Task to carry out >>
Using the data below, copy every line that contains the word "content".

╭──

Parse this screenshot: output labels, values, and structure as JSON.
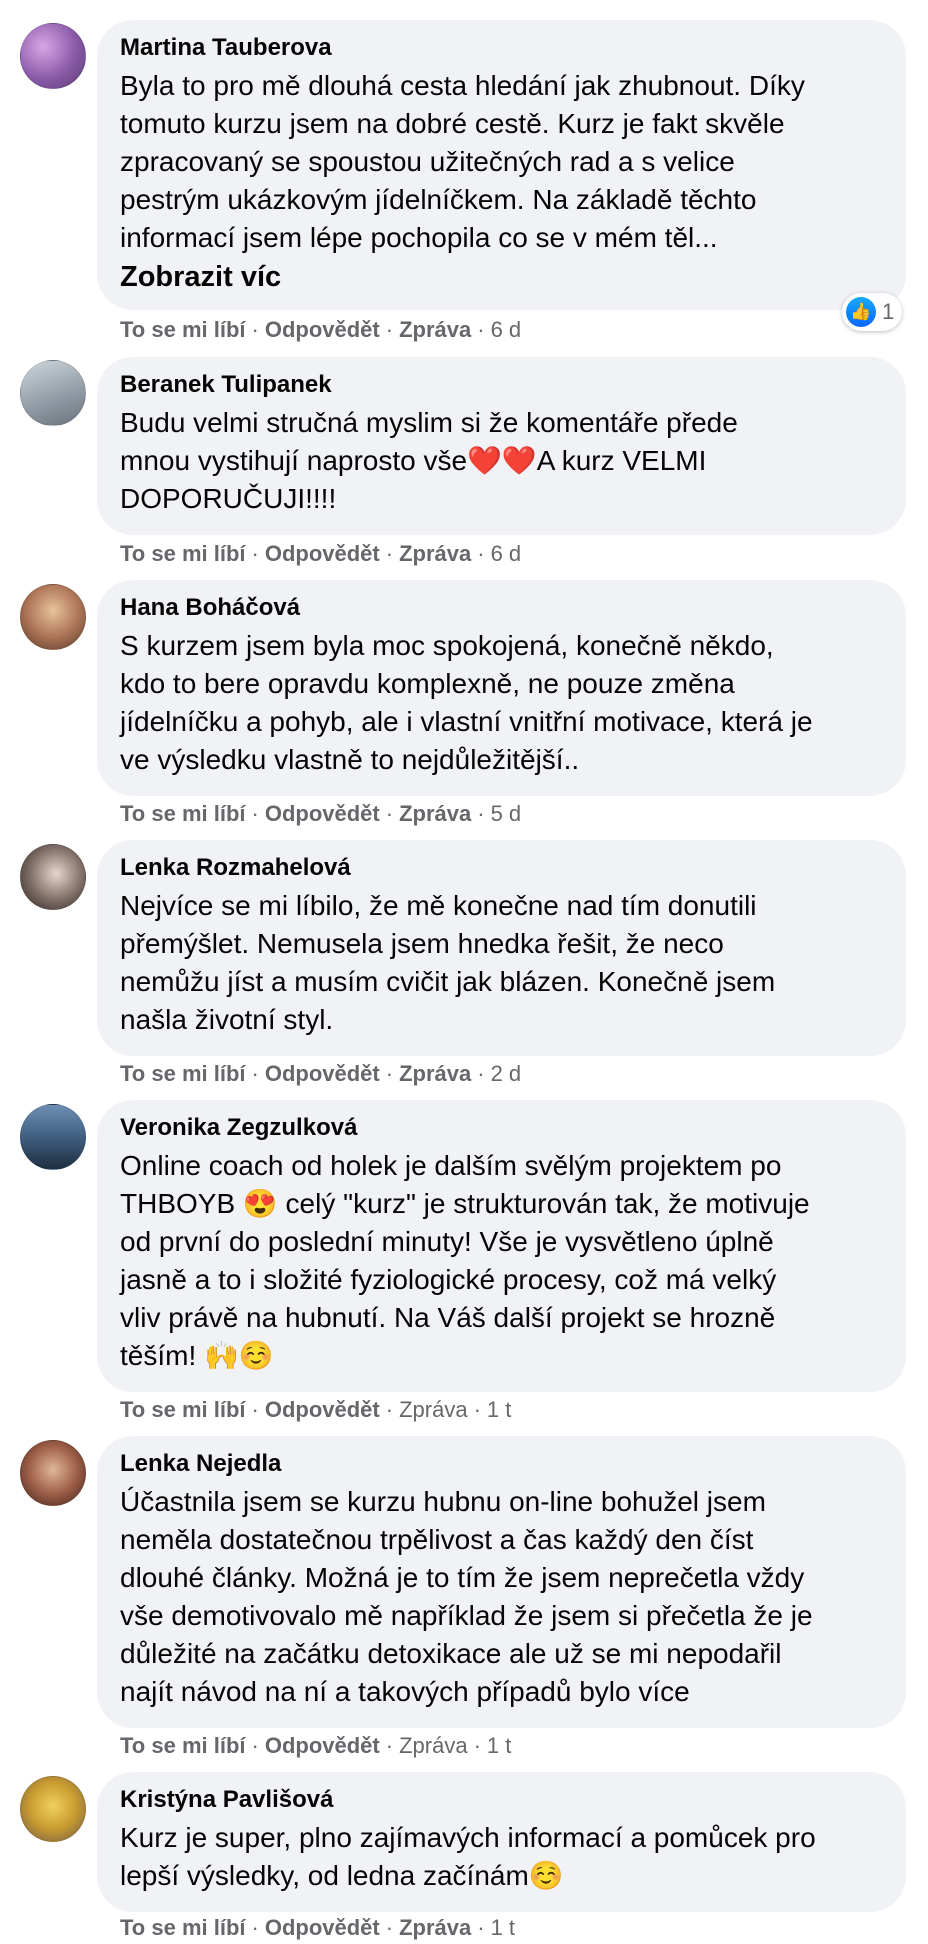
{
  "colors": {
    "bubble": "#f0f2f5",
    "text": "#050505",
    "meta": "#65676b",
    "like_blue": "#0866ff"
  },
  "top_fragment": "· · · ·",
  "comments": [
    {
      "name": "Martina Tauberova",
      "lines": [
        "Byla to pro mě dlouhá cesta hledání jak zhubnout. Díky",
        "tomuto kurzu jsem na dobré cestě. Kurz je fakt skvěle",
        "zpracovaný se spoustou užitečných rad a s velice",
        "pestrým ukázkovým jídelníčkem. Na základě těchto",
        "informací jsem lépe pochopila co se v mém těl..."
      ],
      "see_more": "Zobrazit víc",
      "like": "To se mi líbí",
      "reply": "Odpovědět",
      "message": "Zpráva",
      "time": "6 d",
      "reaction_icon": "thumbs-up-icon",
      "reaction_count": "1"
    },
    {
      "name": "Beranek Tulipanek",
      "lines": [
        "Budu velmi stručná myslim si že komentáře přede",
        "mnou vystihují naprosto vše❤️❤️A kurz VELMI",
        "DOPORUČUJI!!!!"
      ],
      "like": "To se mi líbí",
      "reply": "Odpovědět",
      "message": "Zpráva",
      "time": "6 d"
    },
    {
      "name": "Hana Boháčová",
      "lines": [
        "S kurzem jsem byla moc spokojená, konečně někdo,",
        "kdo to bere opravdu komplexně, ne pouze změna",
        "jídelníčku a pohyb, ale i vlastní vnitřní motivace, která je",
        "ve výsledku vlastně to nejdůležitější.."
      ],
      "like": "To se mi líbí",
      "reply": "Odpovědět",
      "message": "Zpráva",
      "time": "5 d"
    },
    {
      "name": "Lenka Rozmahelová",
      "lines": [
        "Nejvíce se mi líbilo, že mě konečne nad tím donutili",
        "přemýšlet. Nemusela jsem hnedka řešit, že neco",
        "nemůžu jíst a musím cvičit jak blázen. Konečně jsem",
        "našla životní styl."
      ],
      "like": "To se mi líbí",
      "reply": "Odpovědět",
      "message": "Zpráva",
      "time": "2 d"
    },
    {
      "name": "Veronika Zegzulková",
      "lines": [
        "Online coach od holek je dalším svělým projektem po",
        "THBOYB 😍 celý \"kurz\" je strukturován tak, že motivuje",
        "od první do poslední minuty! Vše je vysvětleno úplně",
        "jasně a to i složité fyziologické procesy, což má velký",
        "vliv právě na hubnutí. Na Váš další projekt se hrozně",
        "těším! 🙌☺️"
      ],
      "like": "To se mi líbí",
      "reply": "Odpovědět",
      "message": "Zpráva",
      "time": "1 t"
    },
    {
      "name": "Lenka Nejedla",
      "lines": [
        "Účastnila jsem se kurzu hubnu on-line bohužel jsem",
        "neměla dostatečnou trpělivost a čas každý den číst",
        "dlouhé články. Možná je to tím že jsem neprečetla vždy",
        "vše demotivovalo mě například že jsem si přečetla že je",
        "důležité na začátku detoxikace ale už se mi nepodařil",
        "najít návod na ní a takových případů bylo více"
      ],
      "like": "To se mi líbí",
      "reply": "Odpovědět",
      "message": "Zpráva",
      "time": "1 t"
    },
    {
      "name": "Kristýna Pavlišová",
      "lines": [
        "Kurz je super, plno zajímavých informací a pomůcek pro",
        "lepší výsledky, od ledna začínám☺️"
      ],
      "like": "To se mi líbí",
      "reply": "Odpovědět",
      "message": "Zpráva",
      "time": "1 t"
    }
  ]
}
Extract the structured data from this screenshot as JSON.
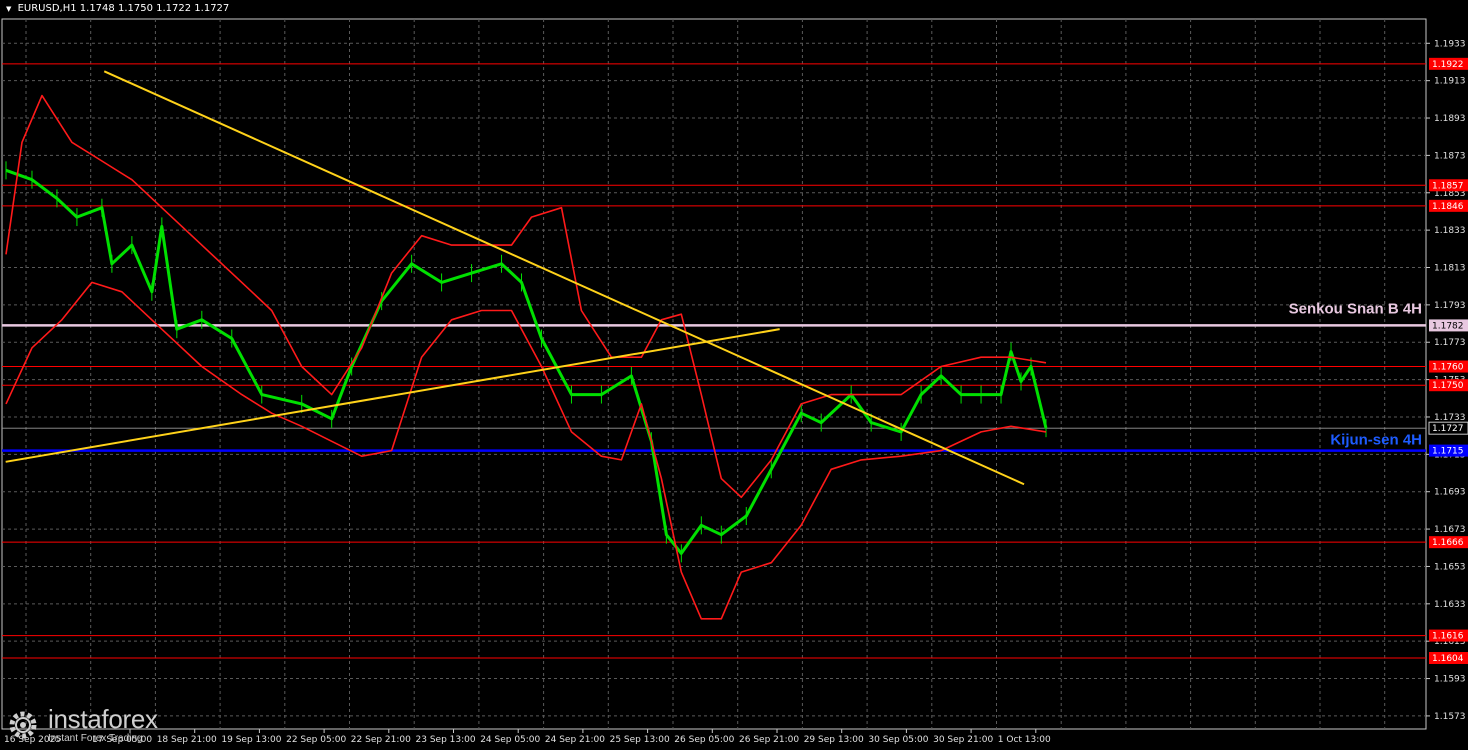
{
  "header": {
    "symbol": "EURUSD,H1",
    "ohlc": "1.1748 1.1750 1.1722 1.1727"
  },
  "watermark": {
    "brand": "instaforex",
    "tagline": "Instant Forex Trading",
    "icon": "gear-icon"
  },
  "chart_data": {
    "type": "candlestick",
    "timeframe": "H1",
    "ylim": [
      1.1566,
      1.1946
    ],
    "grid": true,
    "y_ticks": [
      1.1933,
      1.1913,
      1.1893,
      1.1873,
      1.1853,
      1.1833,
      1.1813,
      1.1793,
      1.1773,
      1.1753,
      1.1733,
      1.1713,
      1.1693,
      1.1673,
      1.1653,
      1.1633,
      1.1613,
      1.1593,
      1.1573
    ],
    "x_ticks": [
      "16 Sep 2025",
      "17 Sep 05:00",
      "18 Sep 21:00",
      "19 Sep 13:00",
      "22 Sep 05:00",
      "22 Sep 21:00",
      "23 Sep 13:00",
      "24 Sep 05:00",
      "24 Sep 21:00",
      "25 Sep 13:00",
      "26 Sep 05:00",
      "26 Sep 21:00",
      "29 Sep 13:00",
      "30 Sep 05:00",
      "30 Sep 21:00",
      "1 Oct 13:00"
    ],
    "current_price": "1.1727",
    "levels": [
      {
        "price": 1.1922,
        "label": "1.1922",
        "color": "#ff0000"
      },
      {
        "price": 1.1857,
        "label": "1.1857",
        "color": "#ff0000"
      },
      {
        "price": 1.1846,
        "label": "1.1846",
        "color": "#ff0000"
      },
      {
        "price": 1.1782,
        "label": "1.1782",
        "color": "#e8c8e0",
        "name": "Senkou Snan B 4H"
      },
      {
        "price": 1.176,
        "label": "1.1760",
        "color": "#ff0000"
      },
      {
        "price": 1.175,
        "label": "1.1750",
        "color": "#ff0000"
      },
      {
        "price": 1.1715,
        "label": "1.1715",
        "color": "#0000ff",
        "name": "Kijun-sen 4H"
      },
      {
        "price": 1.1666,
        "label": "1.1666",
        "color": "#ff0000"
      },
      {
        "price": 1.1616,
        "label": "1.1616",
        "color": "#ff0000"
      },
      {
        "price": 1.1604,
        "label": "1.1604",
        "color": "#ff0000"
      }
    ],
    "trendlines": [
      {
        "from": [
          0.098,
          1.1918
        ],
        "to": [
          0.975,
          1.1697
        ],
        "color": "#ffd21a"
      },
      {
        "from": [
          0.004,
          1.1709
        ],
        "to": [
          0.742,
          1.178
        ],
        "color": "#ffd21a"
      }
    ],
    "series": [
      {
        "name": "close",
        "type": "price",
        "color": "#00e000",
        "x": [
          0.004,
          0.03,
          0.055,
          0.075,
          0.1,
          0.11,
          0.13,
          0.15,
          0.16,
          0.175,
          0.2,
          0.23,
          0.26,
          0.3,
          0.33,
          0.35,
          0.38,
          0.41,
          0.44,
          0.47,
          0.5,
          0.52,
          0.54,
          0.57,
          0.6,
          0.63,
          0.65,
          0.665,
          0.68,
          0.7,
          0.72,
          0.745,
          0.77,
          0.8,
          0.82,
          0.85,
          0.87,
          0.9,
          0.92,
          0.94,
          0.96,
          0.98,
          1.0,
          1.01,
          1.02,
          1.03,
          1.045
        ],
        "y": [
          1.1865,
          1.186,
          1.185,
          1.184,
          1.1845,
          1.1815,
          1.1825,
          1.18,
          1.1835,
          1.178,
          1.1785,
          1.1775,
          1.1745,
          1.174,
          1.1732,
          1.176,
          1.1795,
          1.1815,
          1.1805,
          1.181,
          1.1815,
          1.1805,
          1.1775,
          1.1745,
          1.1745,
          1.1755,
          1.172,
          1.167,
          1.166,
          1.1675,
          1.167,
          1.168,
          1.1705,
          1.1735,
          1.173,
          1.1745,
          1.173,
          1.1725,
          1.1745,
          1.1755,
          1.1745,
          1.1745,
          1.1745,
          1.1768,
          1.1752,
          1.176,
          1.1727
        ]
      },
      {
        "name": "bb_upper",
        "type": "indicator",
        "color": "#ff1a1a",
        "x": [
          0.004,
          0.02,
          0.04,
          0.07,
          0.1,
          0.13,
          0.16,
          0.2,
          0.24,
          0.27,
          0.3,
          0.33,
          0.36,
          0.39,
          0.42,
          0.45,
          0.48,
          0.51,
          0.53,
          0.56,
          0.58,
          0.61,
          0.64,
          0.66,
          0.68,
          0.7,
          0.72,
          0.74,
          0.77,
          0.8,
          0.83,
          0.86,
          0.9,
          0.94,
          0.98,
          1.01,
          1.045
        ],
        "y": [
          1.182,
          1.188,
          1.1905,
          1.188,
          1.187,
          1.186,
          1.1845,
          1.1825,
          1.1805,
          1.179,
          1.176,
          1.1745,
          1.177,
          1.181,
          1.183,
          1.1825,
          1.1825,
          1.1825,
          1.184,
          1.1845,
          1.179,
          1.1765,
          1.1765,
          1.1785,
          1.1788,
          1.1745,
          1.17,
          1.169,
          1.171,
          1.174,
          1.1745,
          1.1745,
          1.1745,
          1.176,
          1.1765,
          1.1765,
          1.1762
        ]
      },
      {
        "name": "bb_lower",
        "type": "indicator",
        "color": "#ff1a1a",
        "x": [
          0.004,
          0.03,
          0.06,
          0.09,
          0.12,
          0.16,
          0.2,
          0.24,
          0.27,
          0.3,
          0.33,
          0.36,
          0.39,
          0.42,
          0.45,
          0.48,
          0.51,
          0.54,
          0.57,
          0.6,
          0.62,
          0.64,
          0.66,
          0.68,
          0.7,
          0.72,
          0.74,
          0.77,
          0.8,
          0.83,
          0.86,
          0.9,
          0.94,
          0.98,
          1.01,
          1.045
        ],
        "y": [
          1.174,
          1.177,
          1.1785,
          1.1805,
          1.18,
          1.178,
          1.176,
          1.1745,
          1.1735,
          1.1728,
          1.172,
          1.1712,
          1.1715,
          1.1765,
          1.1785,
          1.179,
          1.179,
          1.176,
          1.1725,
          1.1712,
          1.171,
          1.174,
          1.17,
          1.165,
          1.1625,
          1.1625,
          1.165,
          1.1655,
          1.1675,
          1.1705,
          1.171,
          1.1712,
          1.1715,
          1.1725,
          1.1728,
          1.1725
        ]
      }
    ]
  }
}
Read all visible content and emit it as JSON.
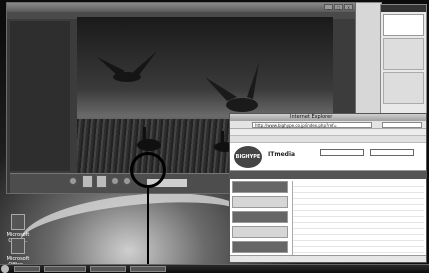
{
  "player": {
    "titlebar_text": "",
    "window_buttons": [
      "_",
      "□",
      "×"
    ],
    "timecode": ""
  },
  "desktop_icons": [
    {
      "label": "Microsoft Office..."
    },
    {
      "label": "Microsoft Office..."
    }
  ],
  "gadgets": {
    "header": "",
    "logo_text": "",
    "ad_text": ""
  },
  "ie": {
    "title": "Internet Explorer",
    "address": "http://www.bighype.co.jp/index.php?ref=",
    "nav_text": "",
    "toolbar_text": "",
    "site_name": "ITmedia",
    "site_logo": "BIGHYPE",
    "button_1": "",
    "button_2": "",
    "status": ""
  },
  "taskbar": {
    "clock": ""
  },
  "colors": {
    "callout": "#000000",
    "taskbar": "#0d0d0d"
  }
}
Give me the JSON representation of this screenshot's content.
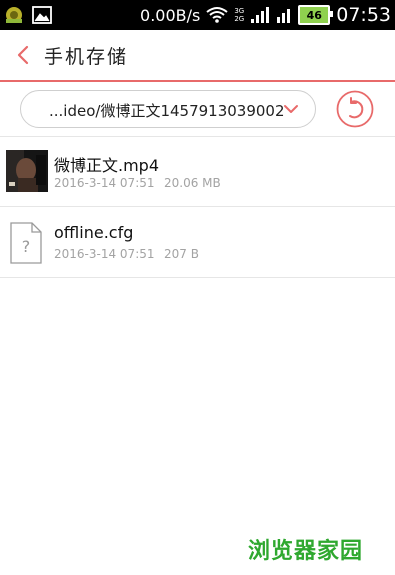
{
  "status_bar": {
    "net_speed": "0.00B/s",
    "network_3g": "3G",
    "network_2g": "2G",
    "battery": "46",
    "time": "07:53",
    "icons": [
      "app-notification-icon",
      "image-notification-icon",
      "wifi-icon",
      "signal-icon",
      "battery-icon"
    ]
  },
  "header": {
    "title": "手机存储",
    "back_icon": "chevron-left-icon"
  },
  "path_bar": {
    "path": "...ideo/微博正文1457913039002",
    "dropdown_icon": "chevron-down-icon",
    "refresh_icon": "undo-icon"
  },
  "files": [
    {
      "name": "微博正文.mp4",
      "date": "2016-3-14 07:51",
      "size": "20.06 MB",
      "icon": "video-thumbnail"
    },
    {
      "name": "offline.cfg",
      "date": "2016-3-14 07:51",
      "size": "207 B",
      "icon": "unknown-file-icon"
    }
  ],
  "watermark": "浏览器家园",
  "colors": {
    "accent": "#e86a6a",
    "text_primary": "#111111",
    "text_secondary": "#a3a3a3",
    "watermark": "#2fa82f"
  }
}
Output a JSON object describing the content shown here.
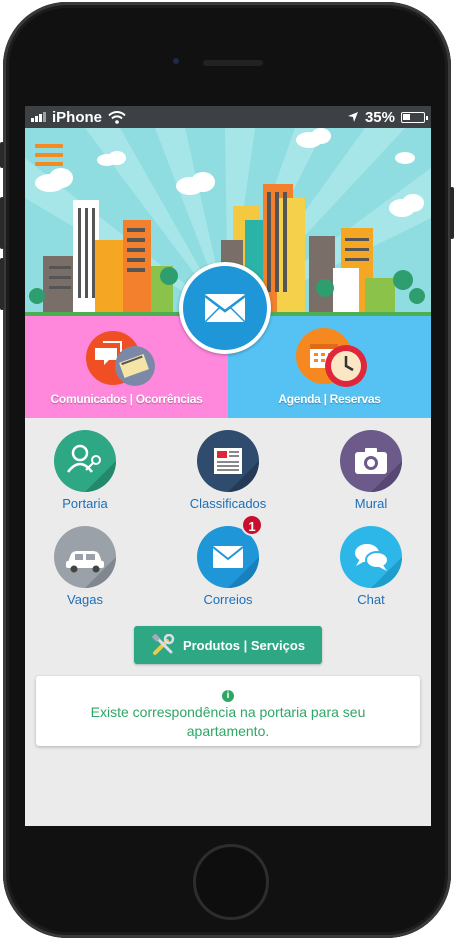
{
  "status_bar": {
    "carrier": "iPhone",
    "battery": "35%"
  },
  "colors": {
    "banner_sky": "#8fdde0",
    "tile_left": "#ff88dd",
    "tile_right": "#56c2f3",
    "accent_green": "#2ea785",
    "label_blue": "#1d6fb8",
    "badge_red": "#c8102e",
    "menu_orange": "#f58a23"
  },
  "tiles": {
    "left_label": "Comunicados | Ocorrências",
    "right_label": "Agenda | Reservas"
  },
  "grid": {
    "portaria": "Portaria",
    "classificados": "Classificados",
    "mural": "Mural",
    "vagas": "Vagas",
    "correios": "Correios",
    "chat": "Chat"
  },
  "correios_badge": "1",
  "products_button": "Produtos | Serviços",
  "notice": {
    "line1": "Existe correspondência na portaria para seu",
    "line2": "apartamento."
  }
}
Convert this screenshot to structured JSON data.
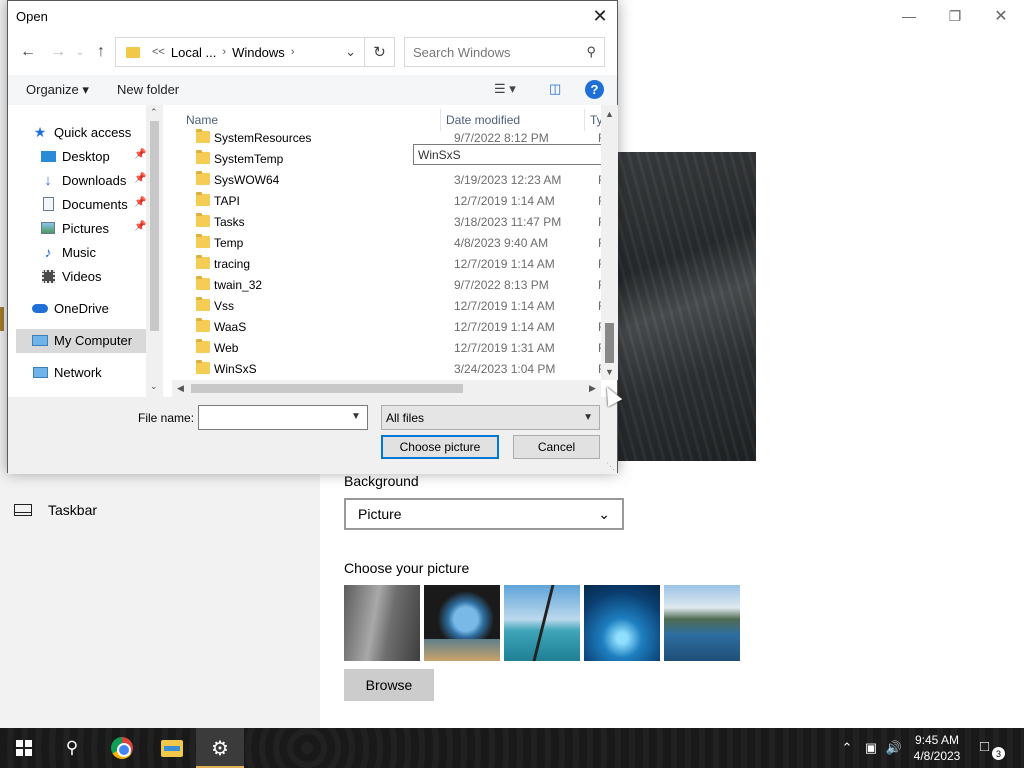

╰──

Task answer >>
Read all visible content and emit it as JSON.
Give me the JSON representation of this screenshot's content.
Output a JSON object describing the content shown here.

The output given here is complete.